#### YOUR OBJECTIVE:
Your task is to transcribe the data in full.

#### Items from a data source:
####
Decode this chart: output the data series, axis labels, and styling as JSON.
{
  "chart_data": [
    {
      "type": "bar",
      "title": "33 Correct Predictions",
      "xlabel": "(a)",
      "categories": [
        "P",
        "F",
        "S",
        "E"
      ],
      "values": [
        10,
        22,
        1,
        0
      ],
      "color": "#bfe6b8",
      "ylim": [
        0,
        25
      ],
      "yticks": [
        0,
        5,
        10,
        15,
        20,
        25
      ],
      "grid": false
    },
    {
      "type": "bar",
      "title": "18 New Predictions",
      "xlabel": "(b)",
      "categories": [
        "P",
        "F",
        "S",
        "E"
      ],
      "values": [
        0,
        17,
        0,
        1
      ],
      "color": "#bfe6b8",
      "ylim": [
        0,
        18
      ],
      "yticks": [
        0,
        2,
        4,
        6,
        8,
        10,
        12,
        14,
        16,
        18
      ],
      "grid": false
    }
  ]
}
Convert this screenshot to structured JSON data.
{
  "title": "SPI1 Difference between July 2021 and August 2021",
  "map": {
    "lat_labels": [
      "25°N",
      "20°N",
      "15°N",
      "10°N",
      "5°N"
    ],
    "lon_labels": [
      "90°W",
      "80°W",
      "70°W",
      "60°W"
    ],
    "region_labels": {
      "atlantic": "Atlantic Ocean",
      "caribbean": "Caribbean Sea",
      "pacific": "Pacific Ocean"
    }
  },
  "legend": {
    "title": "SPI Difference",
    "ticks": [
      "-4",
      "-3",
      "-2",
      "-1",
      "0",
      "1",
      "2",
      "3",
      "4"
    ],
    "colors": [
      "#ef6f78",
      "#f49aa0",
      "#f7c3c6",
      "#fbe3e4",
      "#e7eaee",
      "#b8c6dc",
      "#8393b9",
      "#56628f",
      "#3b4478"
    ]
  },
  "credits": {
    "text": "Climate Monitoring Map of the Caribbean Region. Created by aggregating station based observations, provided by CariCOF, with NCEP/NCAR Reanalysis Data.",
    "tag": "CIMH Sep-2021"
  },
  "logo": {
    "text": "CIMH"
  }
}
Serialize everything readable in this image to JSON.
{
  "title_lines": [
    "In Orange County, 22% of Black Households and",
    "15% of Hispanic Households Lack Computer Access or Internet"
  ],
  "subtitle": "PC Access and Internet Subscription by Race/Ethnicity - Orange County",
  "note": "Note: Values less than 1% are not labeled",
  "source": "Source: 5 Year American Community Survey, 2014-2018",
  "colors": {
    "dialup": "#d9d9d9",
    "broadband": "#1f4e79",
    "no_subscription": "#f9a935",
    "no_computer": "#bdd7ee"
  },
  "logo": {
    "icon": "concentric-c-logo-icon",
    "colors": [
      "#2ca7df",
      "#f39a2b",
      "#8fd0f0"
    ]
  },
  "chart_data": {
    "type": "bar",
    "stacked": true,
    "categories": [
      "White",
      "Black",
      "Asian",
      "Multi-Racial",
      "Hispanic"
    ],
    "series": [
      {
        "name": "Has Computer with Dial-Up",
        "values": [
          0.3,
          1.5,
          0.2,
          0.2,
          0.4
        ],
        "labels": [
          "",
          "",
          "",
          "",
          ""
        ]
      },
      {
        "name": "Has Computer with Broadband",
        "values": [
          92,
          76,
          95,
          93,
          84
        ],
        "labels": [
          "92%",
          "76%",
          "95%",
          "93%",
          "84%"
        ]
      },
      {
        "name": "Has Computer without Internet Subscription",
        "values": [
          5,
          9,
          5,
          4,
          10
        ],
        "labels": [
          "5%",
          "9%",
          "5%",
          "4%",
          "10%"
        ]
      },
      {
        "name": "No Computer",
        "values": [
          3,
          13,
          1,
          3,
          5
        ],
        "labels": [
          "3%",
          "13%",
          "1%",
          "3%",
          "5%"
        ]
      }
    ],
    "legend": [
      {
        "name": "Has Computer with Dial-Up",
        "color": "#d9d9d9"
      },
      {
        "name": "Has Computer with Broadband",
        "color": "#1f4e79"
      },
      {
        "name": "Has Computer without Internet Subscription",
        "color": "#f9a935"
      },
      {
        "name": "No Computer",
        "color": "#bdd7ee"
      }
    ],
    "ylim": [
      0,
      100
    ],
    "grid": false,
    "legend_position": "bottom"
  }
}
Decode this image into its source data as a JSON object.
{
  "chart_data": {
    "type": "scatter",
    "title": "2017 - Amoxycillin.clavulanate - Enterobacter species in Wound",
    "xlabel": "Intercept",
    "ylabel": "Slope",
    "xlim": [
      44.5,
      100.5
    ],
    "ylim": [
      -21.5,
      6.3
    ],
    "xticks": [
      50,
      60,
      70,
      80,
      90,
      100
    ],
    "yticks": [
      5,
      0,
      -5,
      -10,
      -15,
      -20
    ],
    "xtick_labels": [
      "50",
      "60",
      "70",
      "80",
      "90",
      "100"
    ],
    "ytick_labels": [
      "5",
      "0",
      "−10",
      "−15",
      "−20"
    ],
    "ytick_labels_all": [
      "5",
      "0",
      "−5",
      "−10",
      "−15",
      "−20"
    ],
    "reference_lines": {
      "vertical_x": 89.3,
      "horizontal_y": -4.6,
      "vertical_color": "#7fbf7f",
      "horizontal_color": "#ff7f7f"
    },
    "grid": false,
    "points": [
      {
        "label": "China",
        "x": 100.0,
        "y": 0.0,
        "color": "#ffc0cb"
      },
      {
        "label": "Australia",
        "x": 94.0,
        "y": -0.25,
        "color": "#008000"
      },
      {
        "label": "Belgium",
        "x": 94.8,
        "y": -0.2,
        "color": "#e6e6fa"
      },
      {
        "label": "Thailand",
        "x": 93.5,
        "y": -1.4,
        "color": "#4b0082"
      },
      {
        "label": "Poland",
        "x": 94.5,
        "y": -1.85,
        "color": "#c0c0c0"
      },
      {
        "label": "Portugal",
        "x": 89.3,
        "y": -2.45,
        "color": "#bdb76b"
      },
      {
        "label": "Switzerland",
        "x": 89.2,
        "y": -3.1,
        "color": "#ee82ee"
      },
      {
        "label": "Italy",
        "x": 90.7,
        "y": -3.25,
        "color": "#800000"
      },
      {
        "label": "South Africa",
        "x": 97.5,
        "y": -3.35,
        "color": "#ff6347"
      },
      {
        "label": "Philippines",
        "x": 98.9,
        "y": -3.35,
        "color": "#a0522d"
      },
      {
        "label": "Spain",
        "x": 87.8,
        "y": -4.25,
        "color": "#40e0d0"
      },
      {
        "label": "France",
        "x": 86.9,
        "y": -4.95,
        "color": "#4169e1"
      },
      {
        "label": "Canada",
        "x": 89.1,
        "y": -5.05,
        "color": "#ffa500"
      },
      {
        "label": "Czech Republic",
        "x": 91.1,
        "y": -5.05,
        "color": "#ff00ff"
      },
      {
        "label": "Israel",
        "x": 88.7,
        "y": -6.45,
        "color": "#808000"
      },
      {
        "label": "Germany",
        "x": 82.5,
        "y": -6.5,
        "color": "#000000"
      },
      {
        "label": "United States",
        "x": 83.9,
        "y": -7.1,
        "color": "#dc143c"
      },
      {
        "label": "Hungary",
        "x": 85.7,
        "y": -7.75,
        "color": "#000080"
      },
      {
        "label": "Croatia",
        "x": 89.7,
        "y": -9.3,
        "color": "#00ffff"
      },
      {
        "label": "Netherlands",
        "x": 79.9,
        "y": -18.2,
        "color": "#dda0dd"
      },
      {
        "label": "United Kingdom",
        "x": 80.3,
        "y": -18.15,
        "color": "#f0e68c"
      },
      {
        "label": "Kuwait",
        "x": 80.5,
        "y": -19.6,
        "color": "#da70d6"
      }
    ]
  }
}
####
#### RESPONSE:
Decode this chart: output the data series, axis labels, and styling as JSON.
{
  "chart_data": [
    {
      "type": "bar",
      "title": "33 Correct Predictions",
      "xlabel": "(a)",
      "categories": [
        "P",
        "F",
        "S",
        "E"
      ],
      "values": [
        10,
        22,
        1,
        0
      ],
      "color": "#bfe6b8",
      "ylim": [
        0,
        25
      ],
      "yticks": [
        0,
        5,
        10,
        15,
        20,
        25
      ],
      "grid": false
    },
    {
      "type": "bar",
      "title": "18 New Predictions",
      "xlabel": "(b)",
      "categories": [
        "P",
        "F",
        "S",
        "E"
      ],
      "values": [
        0,
        17,
        0,
        1
      ],
      "color": "#bfe6b8",
      "ylim": [
        0,
        18
      ],
      "yticks": [
        0,
        2,
        4,
        6,
        8,
        10,
        12,
        14,
        16,
        18
      ],
      "grid": false
    }
  ]
}
Convert this screenshot to structured JSON data.
{
  "title": "SPI1 Difference between July 2021 and August 2021",
  "map": {
    "lat_labels": [
      "25°N",
      "20°N",
      "15°N",
      "10°N",
      "5°N"
    ],
    "lon_labels": [
      "90°W",
      "80°W",
      "70°W",
      "60°W"
    ],
    "region_labels": {
      "atlantic": "Atlantic Ocean",
      "caribbean": "Caribbean Sea",
      "pacific": "Pacific Ocean"
    }
  },
  "legend": {
    "title": "SPI Difference",
    "ticks": [
      "-4",
      "-3",
      "-2",
      "-1",
      "0",
      "1",
      "2",
      "3",
      "4"
    ],
    "colors": [
      "#ef6f78",
      "#f49aa0",
      "#f7c3c6",
      "#fbe3e4",
      "#e7eaee",
      "#b8c6dc",
      "#8393b9",
      "#56628f",
      "#3b4478"
    ]
  },
  "credits": {
    "text": "Climate Monitoring Map of the Caribbean Region. Created by aggregating station based observations, provided by CariCOF, with NCEP/NCAR Reanalysis Data.",
    "tag": "CIMH Sep-2021"
  },
  "logo": {
    "text": "CIMH"
  }
}
Serialize everything readable in this image to JSON.
{
  "title_lines": [
    "In Orange County, 22% of Black Households and",
    "15% of Hispanic Households Lack Computer Access or Internet"
  ],
  "subtitle": "PC Access and Internet Subscription by Race/Ethnicity - Orange County",
  "note": "Note: Values less than 1% are not labeled",
  "source": "Source: 5 Year American Community Survey, 2014-2018",
  "colors": {
    "dialup": "#d9d9d9",
    "broadband": "#1f4e79",
    "no_subscription": "#f9a935",
    "no_computer": "#bdd7ee"
  },
  "logo": {
    "icon": "concentric-c-logo-icon",
    "colors": [
      "#2ca7df",
      "#f39a2b",
      "#8fd0f0"
    ]
  },
  "chart_data": {
    "type": "bar",
    "stacked": true,
    "categories": [
      "White",
      "Black",
      "Asian",
      "Multi-Racial",
      "Hispanic"
    ],
    "series": [
      {
        "name": "Has Computer with Dial-Up",
        "values": [
          0.3,
          1.5,
          0.2,
          0.2,
          0.4
        ],
        "labels": [
          "",
          "",
          "",
          "",
          ""
        ]
      },
      {
        "name": "Has Computer with Broadband",
        "values": [
          92,
          76,
          95,
          93,
          84
        ],
        "labels": [
          "92%",
          "76%",
          "95%",
          "93%",
          "84%"
        ]
      },
      {
        "name": "Has Computer without Internet Subscription",
        "values": [
          5,
          9,
          5,
          4,
          10
        ],
        "labels": [
          "5%",
          "9%",
          "5%",
          "4%",
          "10%"
        ]
      },
      {
        "name": "No Computer",
        "values": [
          3,
          13,
          1,
          3,
          5
        ],
        "labels": [
          "3%",
          "13%",
          "1%",
          "3%",
          "5%"
        ]
      }
    ],
    "legend": [
      {
        "name": "Has Computer with Dial-Up",
        "color": "#d9d9d9"
      },
      {
        "name": "Has Computer with Broadband",
        "color": "#1f4e79"
      },
      {
        "name": "Has Computer without Internet Subscription",
        "color": "#f9a935"
      },
      {
        "name": "No Computer",
        "color": "#bdd7ee"
      }
    ],
    "ylim": [
      0,
      100
    ],
    "grid": false,
    "legend_position": "bottom"
  }
}
Decode this image into its source data as a JSON object.
{
  "chart_data": {
    "type": "scatter",
    "title": "2017 - Amoxycillin.clavulanate - Enterobacter species in Wound",
    "xlabel": "Intercept",
    "ylabel": "Slope",
    "xlim": [
      44.5,
      100.5
    ],
    "ylim": [
      -21.5,
      6.3
    ],
    "xticks": [
      50,
      60,
      70,
      80,
      90,
      100
    ],
    "yticks": [
      5,
      0,
      -5,
      -10,
      -15,
      -20
    ],
    "xtick_labels": [
      "50",
      "60",
      "70",
      "80",
      "90",
      "100"
    ],
    "ytick_labels": [
      "5",
      "0",
      "−10",
      "−15",
      "−20"
    ],
    "ytick_labels_all": [
      "5",
      "0",
      "−5",
      "−10",
      "−15",
      "−20"
    ],
    "reference_lines": {
      "vertical_x": 89.3,
      "horizontal_y": -4.6,
      "vertical_color": "#7fbf7f",
      "horizontal_color": "#ff7f7f"
    },
    "grid": false,
    "points": [
      {
        "label": "China",
        "x": 100.0,
        "y": 0.0,
        "color": "#ffc0cb"
      },
      {
        "label": "Australia",
        "x": 94.0,
        "y": -0.25,
        "color": "#008000"
      },
      {
        "label": "Belgium",
        "x": 94.8,
        "y": -0.2,
        "color": "#e6e6fa"
      },
      {
        "label": "Thailand",
        "x": 93.5,
        "y": -1.4,
        "color": "#4b0082"
      },
      {
        "label": "Poland",
        "x": 94.5,
        "y": -1.85,
        "color": "#c0c0c0"
      },
      {
        "label": "Portugal",
        "x": 89.3,
        "y": -2.45,
        "color": "#bdb76b"
      },
      {
        "label": "Switzerland",
        "x": 89.2,
        "y": -3.1,
        "color": "#ee82ee"
      },
      {
        "label": "Italy",
        "x": 90.7,
        "y": -3.25,
        "color": "#800000"
      },
      {
        "label": "South Africa",
        "x": 97.5,
        "y": -3.35,
        "color": "#ff6347"
      },
      {
        "label": "Philippines",
        "x": 98.9,
        "y": -3.35,
        "color": "#a0522d"
      },
      {
        "label": "Spain",
        "x": 87.8,
        "y": -4.25,
        "color": "#40e0d0"
      },
      {
        "label": "France",
        "x": 86.9,
        "y": -4.95,
        "color": "#4169e1"
      },
      {
        "label": "Canada",
        "x": 89.1,
        "y": -5.05,
        "color": "#ffa500"
      },
      {
        "label": "Czech Republic",
        "x": 91.1,
        "y": -5.05,
        "color": "#ff00ff"
      },
      {
        "label": "Israel",
        "x": 88.7,
        "y": -6.45,
        "color": "#808000"
      },
      {
        "label": "Germany",
        "x": 82.5,
        "y": -6.5,
        "color": "#000000"
      },
      {
        "label": "United States",
        "x": 83.9,
        "y": -7.1,
        "color": "#dc143c"
      },
      {
        "label": "Hungary",
        "x": 85.7,
        "y": -7.75,
        "color": "#000080"
      },
      {
        "label": "Croatia",
        "x": 89.7,
        "y": -9.3,
        "color": "#00ffff"
      },
      {
        "label": "Netherlands",
        "x": 79.9,
        "y": -18.2,
        "color": "#dda0dd"
      },
      {
        "label": "United Kingdom",
        "x": 80.3,
        "y": -18.15,
        "color": "#f0e68c"
      },
      {
        "label": "Kuwait",
        "x": 80.5,
        "y": -19.6,
        "color": "#da70d6"
      }
    ]
  }
}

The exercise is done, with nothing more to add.